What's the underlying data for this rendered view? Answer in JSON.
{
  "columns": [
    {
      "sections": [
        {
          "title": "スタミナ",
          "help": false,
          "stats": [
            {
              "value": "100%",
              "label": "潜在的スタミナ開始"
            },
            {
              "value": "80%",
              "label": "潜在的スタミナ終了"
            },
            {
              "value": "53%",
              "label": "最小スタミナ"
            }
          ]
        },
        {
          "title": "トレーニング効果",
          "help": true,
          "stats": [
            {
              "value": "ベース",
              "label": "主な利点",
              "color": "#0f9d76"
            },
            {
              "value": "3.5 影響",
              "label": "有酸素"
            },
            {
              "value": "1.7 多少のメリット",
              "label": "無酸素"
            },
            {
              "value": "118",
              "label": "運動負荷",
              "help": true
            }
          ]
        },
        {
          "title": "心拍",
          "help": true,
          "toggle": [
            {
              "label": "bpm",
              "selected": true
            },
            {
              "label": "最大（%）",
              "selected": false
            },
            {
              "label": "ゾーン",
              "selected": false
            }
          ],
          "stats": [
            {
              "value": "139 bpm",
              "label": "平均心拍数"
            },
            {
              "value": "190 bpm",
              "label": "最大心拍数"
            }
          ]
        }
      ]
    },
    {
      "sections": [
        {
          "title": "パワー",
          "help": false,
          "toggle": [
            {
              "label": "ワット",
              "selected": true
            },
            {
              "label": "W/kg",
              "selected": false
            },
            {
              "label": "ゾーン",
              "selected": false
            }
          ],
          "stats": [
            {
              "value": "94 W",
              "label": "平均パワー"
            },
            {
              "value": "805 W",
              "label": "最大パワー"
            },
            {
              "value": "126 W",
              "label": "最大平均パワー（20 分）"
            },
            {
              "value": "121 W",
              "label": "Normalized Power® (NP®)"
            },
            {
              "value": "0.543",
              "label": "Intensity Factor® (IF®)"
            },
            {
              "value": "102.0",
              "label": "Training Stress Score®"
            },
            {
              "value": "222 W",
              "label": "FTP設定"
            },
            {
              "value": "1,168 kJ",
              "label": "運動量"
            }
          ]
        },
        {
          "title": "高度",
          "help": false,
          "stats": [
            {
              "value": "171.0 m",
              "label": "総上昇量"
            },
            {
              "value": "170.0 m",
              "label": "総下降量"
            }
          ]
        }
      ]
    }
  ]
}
_ _ _ _ _
• _Written exercise_:
Quote all of the entries exactly as they appear.

• _Solved exercise_:
What's the underlying data for this rendered view? Answer in JSON.
{
  "columns": [
    {
      "sections": [
        {
          "title": "スタミナ",
          "help": false,
          "stats": [
            {
              "value": "100%",
              "label": "潜在的スタミナ開始"
            },
            {
              "value": "80%",
              "label": "潜在的スタミナ終了"
            },
            {
              "value": "53%",
              "label": "最小スタミナ"
            }
          ]
        },
        {
          "title": "トレーニング効果",
          "help": true,
          "stats": [
            {
              "value": "ベース",
              "label": "主な利点",
              "color": "#0f9d76"
            },
            {
              "value": "3.5 影響",
              "label": "有酸素"
            },
            {
              "value": "1.7 多少のメリット",
              "label": "無酸素"
            },
            {
              "value": "118",
              "label": "運動負荷",
              "help": true
            }
          ]
        },
        {
          "title": "心拍",
          "help": true,
          "toggle": [
            {
              "label": "bpm",
              "selected": true
            },
            {
              "label": "最大（%）",
              "selected": false
            },
            {
              "label": "ゾーン",
              "selected": false
            }
          ],
          "stats": [
            {
              "value": "139 bpm",
              "label": "平均心拍数"
            },
            {
              "value": "190 bpm",
              "label": "最大心拍数"
            }
          ]
        }
      ]
    },
    {
      "sections": [
        {
          "title": "パワー",
          "help": false,
          "toggle": [
            {
              "label": "ワット",
              "selected": true
            },
            {
              "label": "W/kg",
              "selected": false
            },
            {
              "label": "ゾーン",
              "selected": false
            }
          ],
          "stats": [
            {
              "value": "94 W",
              "label": "平均パワー"
            },
            {
              "value": "805 W",
              "label": "最大パワー"
            },
            {
              "value": "126 W",
              "label": "最大平均パワー（20 分）"
            },
            {
              "value": "121 W",
              "label": "Normalized Power® (NP®)"
            },
            {
              "value": "0.543",
              "label": "Intensity Factor® (IF®)"
            },
            {
              "value": "102.0",
              "label": "Training Stress Score®"
            },
            {
              "value": "222 W",
              "label": "FTP設定"
            },
            {
              "value": "1,168 kJ",
              "label": "運動量"
            }
          ]
        },
        {
          "title": "高度",
          "help": false,
          "stats": [
            {
              "value": "171.0 m",
              "label": "総上昇量"
            },
            {
              "value": "170.0 m",
              "label": "総下降量"
            }
          ]
        }
      ]
    }
  ]
}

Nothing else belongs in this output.